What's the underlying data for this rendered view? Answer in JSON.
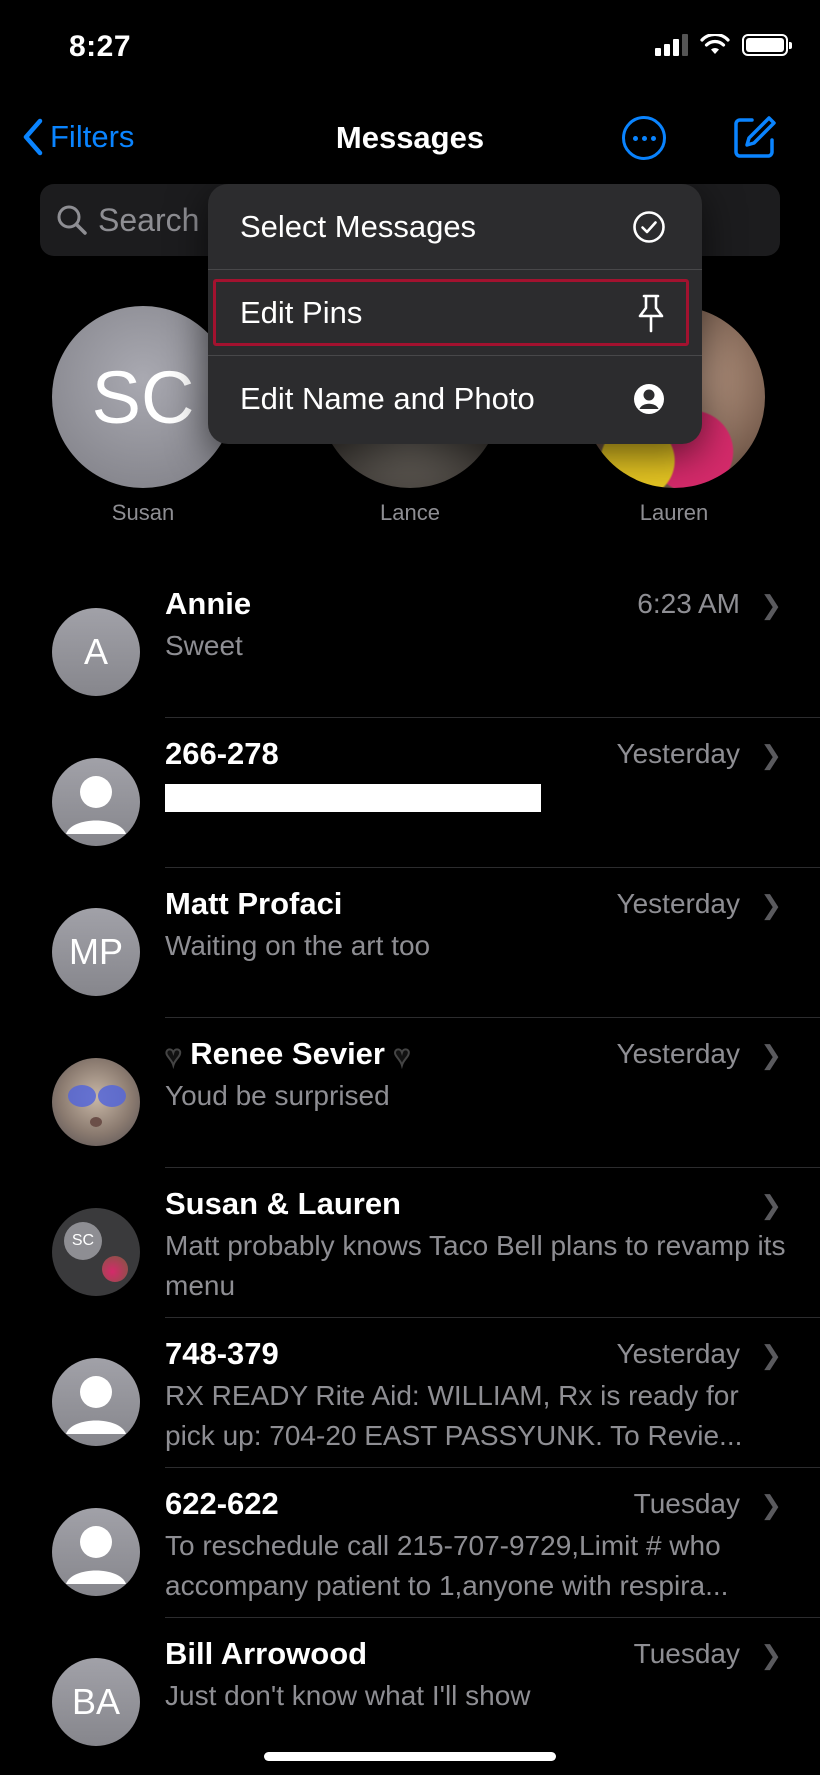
{
  "status": {
    "time": "8:27"
  },
  "nav": {
    "back_label": "Filters",
    "title": "Messages"
  },
  "search": {
    "placeholder": "Search"
  },
  "menu": {
    "items": [
      {
        "label": "Select Messages",
        "icon": "checkmark-circle-icon"
      },
      {
        "label": "Edit Pins",
        "icon": "pin-icon",
        "highlighted": true
      },
      {
        "label": "Edit Name and Photo",
        "icon": "person-circle-icon"
      }
    ]
  },
  "pinned": [
    {
      "name": "Susan",
      "initials": "SC"
    },
    {
      "name": "Lance"
    },
    {
      "name": "Lauren"
    }
  ],
  "conversations": [
    {
      "name": "Annie",
      "time": "6:23 AM",
      "preview": "Sweet",
      "initials": "A"
    },
    {
      "name": "266-278",
      "time": "Yesterday",
      "preview": ""
    },
    {
      "name": "Matt Profaci",
      "time": "Yesterday",
      "preview": "Waiting on the art too",
      "initials": "MP"
    },
    {
      "name": "Renee Sevier",
      "time": "Yesterday",
      "preview": "Youd be surprised"
    },
    {
      "name": "Susan & Lauren",
      "time": "",
      "preview": "Matt probably knows Taco Bell plans to revamp its menu",
      "initials": "SC"
    },
    {
      "name": "748-379",
      "time": "Yesterday",
      "preview": "RX READY Rite Aid: WILLIAM, Rx is ready for pick up: 704-20 EAST PASSYUNK. To Revie..."
    },
    {
      "name": "622-622",
      "time": "Tuesday",
      "preview": "To reschedule call 215-707-9729,Limit # who accompany patient to 1,anyone with respira..."
    },
    {
      "name": "Bill Arrowood",
      "time": "Tuesday",
      "preview": "Just don't know what I'll show",
      "initials": "BA"
    }
  ],
  "colors": {
    "accent": "#0a84ff",
    "highlight_border": "#a3122f",
    "background": "#000000"
  }
}
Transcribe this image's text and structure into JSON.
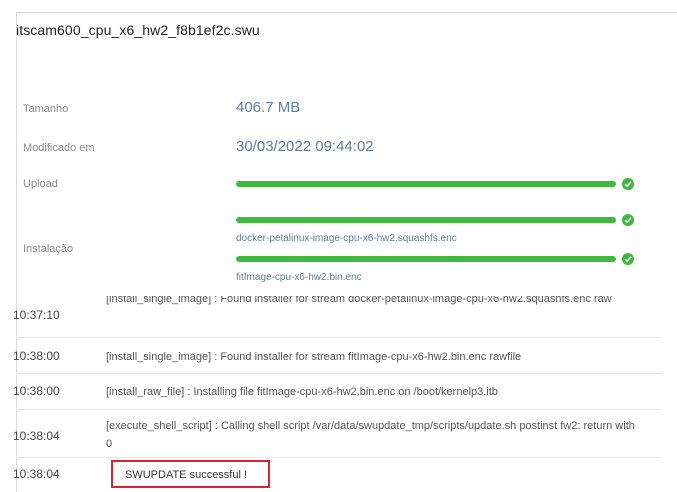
{
  "file": {
    "name": "itscam600_cpu_x6_hw2_f8b1ef2c.swu"
  },
  "info": {
    "size_label": "Tamanho",
    "size_value": "406.7 MB",
    "modified_label": "Modificado em",
    "modified_value": "30/03/2022 09:44:02",
    "upload_label": "Upload",
    "upload_progress": 1.0,
    "install_label": "Instalação",
    "install_items": [
      {
        "name": "docker-petalinux-image-cpu-x6-hw2.squashfs.enc",
        "progress": 1.0
      },
      {
        "name": "fitImage-cpu-x6-hw2.bin.enc",
        "progress": 1.0
      }
    ]
  },
  "colors": {
    "accent": "#5b7ea8",
    "progress": "#3fb83f",
    "highlight": "#d9262c"
  },
  "log": [
    {
      "time": "10:37:10",
      "message": "[install_single_image] : Found installer for stream docker-petalinux-image-cpu-x6-hw2.squashfs.enc raw"
    },
    {
      "time": "10:38:00",
      "message": "[install_single_image] : Found installer for stream fitImage-cpu-x6-hw2.bin.enc rawfile"
    },
    {
      "time": "10:38:00",
      "message": "[install_raw_file] : Installing file fitImage-cpu-x6-hw2.bin.enc on /boot/kernelp3.itb"
    },
    {
      "time": "10:38:04",
      "message": "[execute_shell_script] : Calling shell script /var/data/swupdate_tmp/scripts/update.sh postinst fw2: return with 0"
    },
    {
      "time": "10:38:04",
      "message": "SWUPDATE successful !"
    }
  ]
}
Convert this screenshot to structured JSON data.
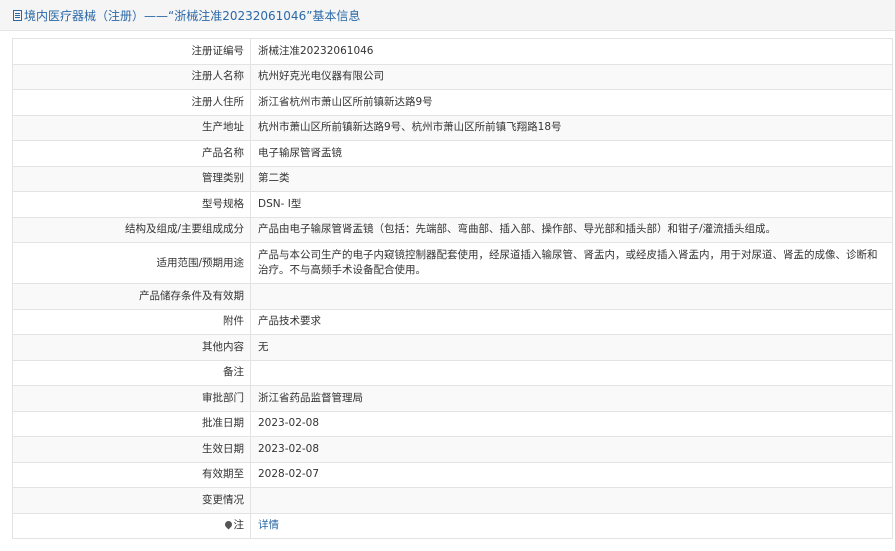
{
  "header": {
    "title": "境内医疗器械（注册）——“浙械注准20232061046”基本信息"
  },
  "rows": [
    {
      "label": "注册证编号",
      "value": "浙械注准20232061046"
    },
    {
      "label": "注册人名称",
      "value": "杭州好克光电仪器有限公司"
    },
    {
      "label": "注册人住所",
      "value": "浙江省杭州市萧山区所前镇新达路9号"
    },
    {
      "label": "生产地址",
      "value": "杭州市萧山区所前镇新达路9号、杭州市萧山区所前镇飞翔路18号"
    },
    {
      "label": "产品名称",
      "value": "电子输尿管肾盂镜"
    },
    {
      "label": "管理类别",
      "value": "第二类"
    },
    {
      "label": "型号规格",
      "value": "DSN- Ⅰ型"
    },
    {
      "label": "结构及组成/主要组成成分",
      "value": "产品由电子输尿管肾盂镜（包括：先端部、弯曲部、插入部、操作部、导光部和插头部）和钳子/灌流插头组成。"
    },
    {
      "label": "适用范围/预期用途",
      "value": "产品与本公司生产的电子内窥镜控制器配套使用，经尿道插入输尿管、肾盂内，或经皮插入肾盂内，用于对尿道、肾盂的成像、诊断和治疗。不与高频手术设备配合使用。"
    },
    {
      "label": "产品储存条件及有效期",
      "value": ""
    },
    {
      "label": "附件",
      "value": "产品技术要求"
    },
    {
      "label": "其他内容",
      "value": "无"
    },
    {
      "label": "备注",
      "value": ""
    },
    {
      "label": "审批部门",
      "value": "浙江省药品监督管理局"
    },
    {
      "label": "批准日期",
      "value": "2023-02-08"
    },
    {
      "label": "生效日期",
      "value": "2023-02-08"
    },
    {
      "label": "有效期至",
      "value": "2028-02-07"
    },
    {
      "label": "变更情况",
      "value": ""
    }
  ],
  "note_row": {
    "icon": "pin-icon",
    "label": "注",
    "link_text": "详情"
  }
}
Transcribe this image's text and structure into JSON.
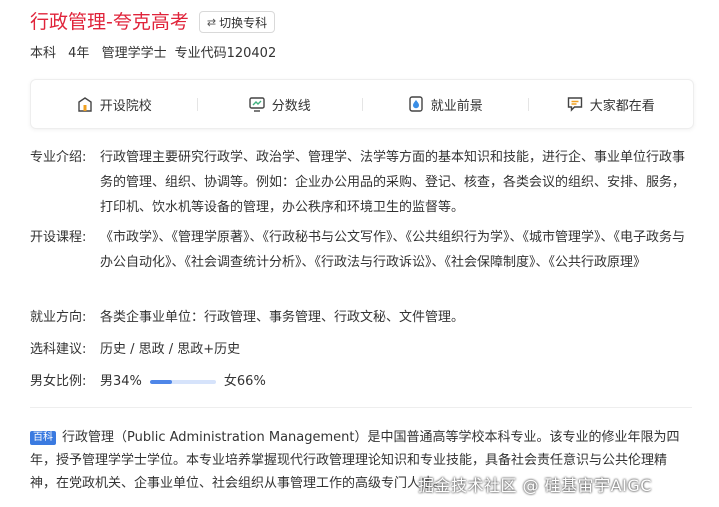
{
  "header": {
    "title_main": "行政管理",
    "title_sep": "-",
    "title_suffix": "夸克高考",
    "switch_label": "切换专科"
  },
  "meta": {
    "level": "本科",
    "duration": "4年",
    "degree": "管理学学士",
    "code": "专业代码120402"
  },
  "tabs": [
    {
      "label": "开设院校",
      "icon": "school-icon"
    },
    {
      "label": "分数线",
      "icon": "monitor-icon"
    },
    {
      "label": "就业前景",
      "icon": "drop-icon"
    },
    {
      "label": "大家都在看",
      "icon": "chat-icon"
    }
  ],
  "intro": {
    "label": "专业介绍:",
    "text": "行政管理主要研究行政学、政治学、管理学、法学等方面的基本知识和技能，进行企、事业单位行政事务的管理、组织、协调等。例如：企业办公用品的采购、登记、核查，各类会议的组织、安排、服务，打印机、饮水机等设备的管理，办公秩序和环境卫生的监督等。"
  },
  "courses": {
    "label": "开设课程:",
    "text": "《市政学》、《管理学原著》、《行政秘书与公文写作》、《公共组织行为学》、《城市管理学》、《电子政务与办公自动化》、《社会调查统计分析》、《行政法与行政诉讼》、《社会保障制度》、《公共行政原理》"
  },
  "employment": {
    "label": "就业方向:",
    "text": "各类企事业单位：行政管理、事务管理、行政文秘、文件管理。"
  },
  "subjects": {
    "label": "选科建议:",
    "text": "历史 / 思政 / 思政+历史"
  },
  "ratio": {
    "label": "男女比例:",
    "male_label": "男34%",
    "female_label": "女66%",
    "male_fraction": 0.34
  },
  "baike": {
    "badge": "百科",
    "text": "行政管理（Public Administration Management）是中国普通高等学校本科专业。该专业的修业年限为四年，授予管理学学士学位。本专业培养掌握现代行政管理理论知识和专业技能，具备社会责任意识与公共伦理精神，在党政机关、企事业单位、社会组织从事管理工作的高级专门人才。"
  },
  "watermark": "掘金技术社区 @ 硅基宙宇AIGC",
  "colors": {
    "accent": "#e0233a",
    "bar_fill": "#4f86e8",
    "bar_track": "#d6e3fb",
    "badge": "#3a7ae0"
  }
}
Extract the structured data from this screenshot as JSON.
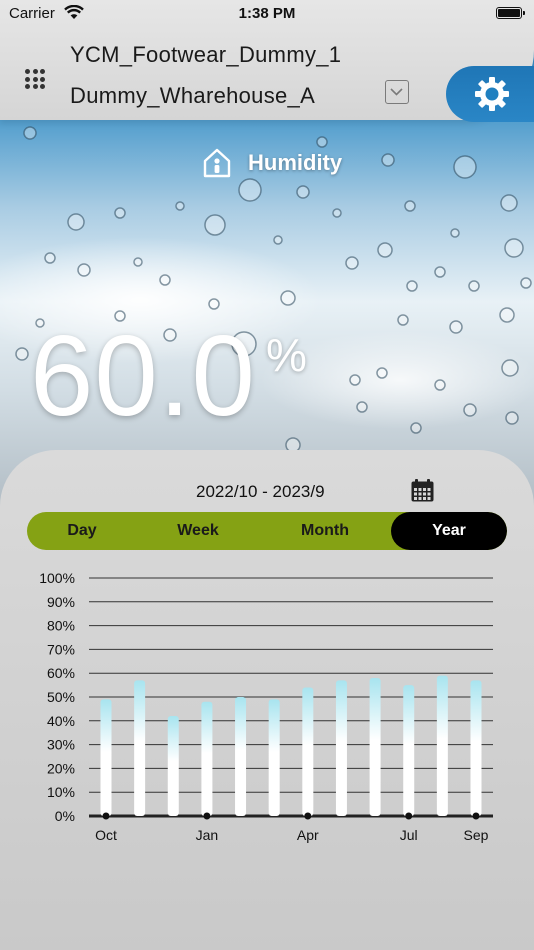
{
  "status_bar": {
    "carrier": "Carrier",
    "time": "1:38 PM"
  },
  "header": {
    "device_name": "YCM_Footwear_Dummy_1",
    "warehouse_name": "Dummy_Wharehouse_A"
  },
  "sensor": {
    "label": "Humidity",
    "value": "60.0",
    "unit": "%"
  },
  "period": {
    "range": "2022/10 - 2023/9"
  },
  "tabs": [
    {
      "label": "Day"
    },
    {
      "label": "Week"
    },
    {
      "label": "Month"
    },
    {
      "label": "Year"
    }
  ],
  "active_tab": "Year",
  "colors": {
    "tab_bg": "#85a214",
    "tab_active_bg": "#000000",
    "gear_bg": "#1f76b6",
    "bar_top": "#a8e4ef",
    "bar_bottom": "#ffffff"
  },
  "chart_data": {
    "type": "bar",
    "y_ticks": [
      "100%",
      "90%",
      "80%",
      "70%",
      "60%",
      "50%",
      "40%",
      "30%",
      "20%",
      "10%",
      "0%"
    ],
    "ylim": [
      0,
      100
    ],
    "categories": [
      "Oct",
      "Nov",
      "Dec",
      "Jan",
      "Feb",
      "Mar",
      "Apr",
      "May",
      "Jun",
      "Jul",
      "Aug",
      "Sep"
    ],
    "x_tick_labels": [
      "Oct",
      "",
      "",
      "Jan",
      "",
      "",
      "Apr",
      "",
      "",
      "Jul",
      "",
      "Sep"
    ],
    "values": [
      49,
      57,
      42,
      48,
      50,
      49,
      54,
      57,
      58,
      55,
      59,
      57
    ],
    "grid": true
  }
}
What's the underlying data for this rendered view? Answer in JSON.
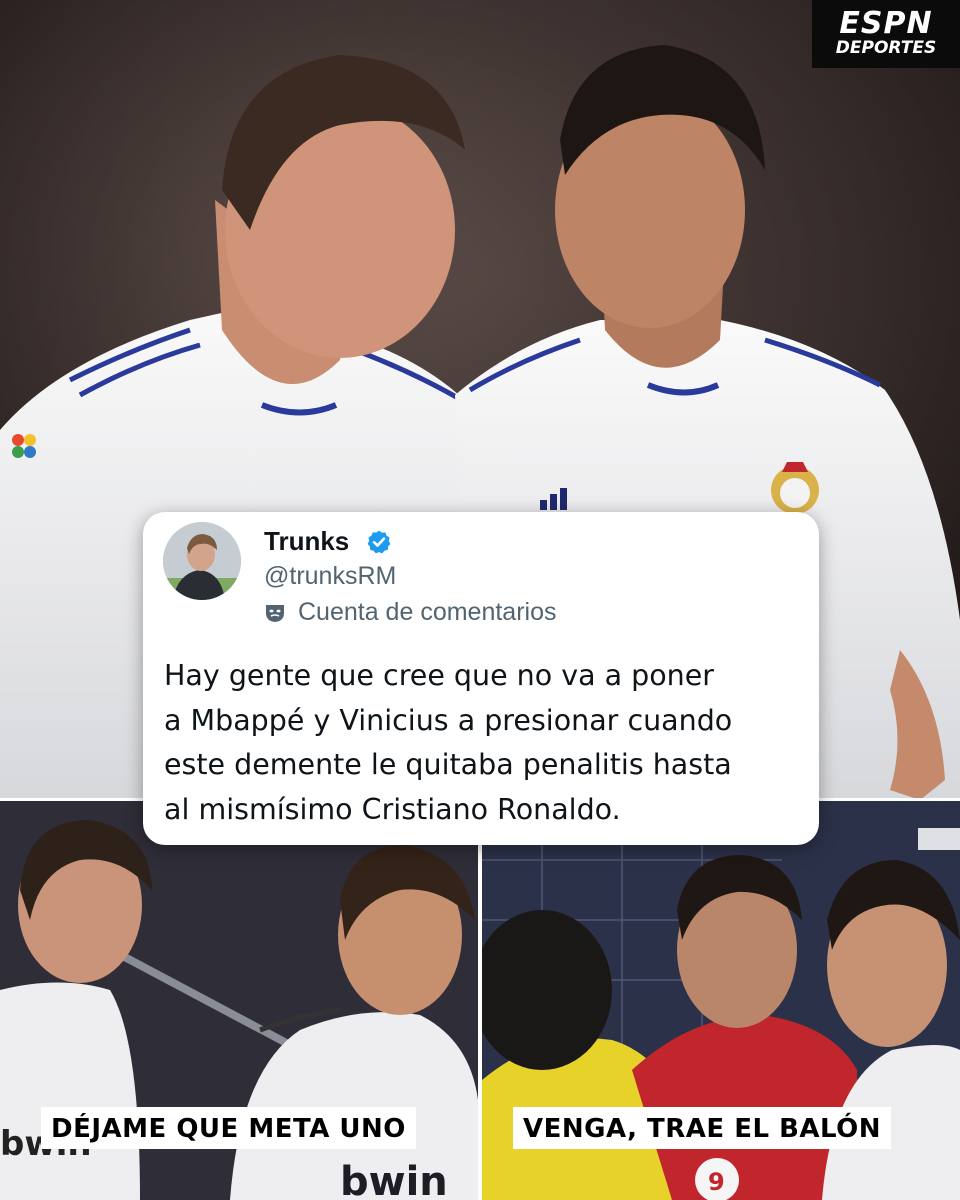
{
  "logo": {
    "line1": "ESPN",
    "line2": "DEPORTES"
  },
  "tweet": {
    "name": "Trunks",
    "handle": "@trunksRM",
    "account_label": "Cuenta de comentarios",
    "text": "Hay gente que cree que no va a poner\na Mbappé y Vinicius a presionar  cuando\neste demente le quitaba penalitis hasta\nal mismísimo Cristiano Ronaldo.",
    "verified_color": "#1d9bf0"
  },
  "jersey": {
    "brand": "adidas",
    "sponsor": "bwin"
  },
  "captions": {
    "left": "DÉJAME QUE META UNO",
    "right": "VENGA, TRAE EL BALÓN"
  },
  "colors": {
    "kit_white": "#f2f2f4",
    "kit_trim": "#2a3a9a",
    "opponent_red": "#c0262c",
    "opponent_yellow": "#e7d22a"
  }
}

:::

-- What to produce --
Filter the records above and return every line that holds the word "Found".

-- Answer in full --
      "message": "[install_single_image] : Found installer for stream docker-petalinux-image-cpu-x6-hw2.squashfs.enc raw"
      "message": "[install_single_image] : Found installer for stream fitImage-cpu-x6-hw2.bin.enc rawfile"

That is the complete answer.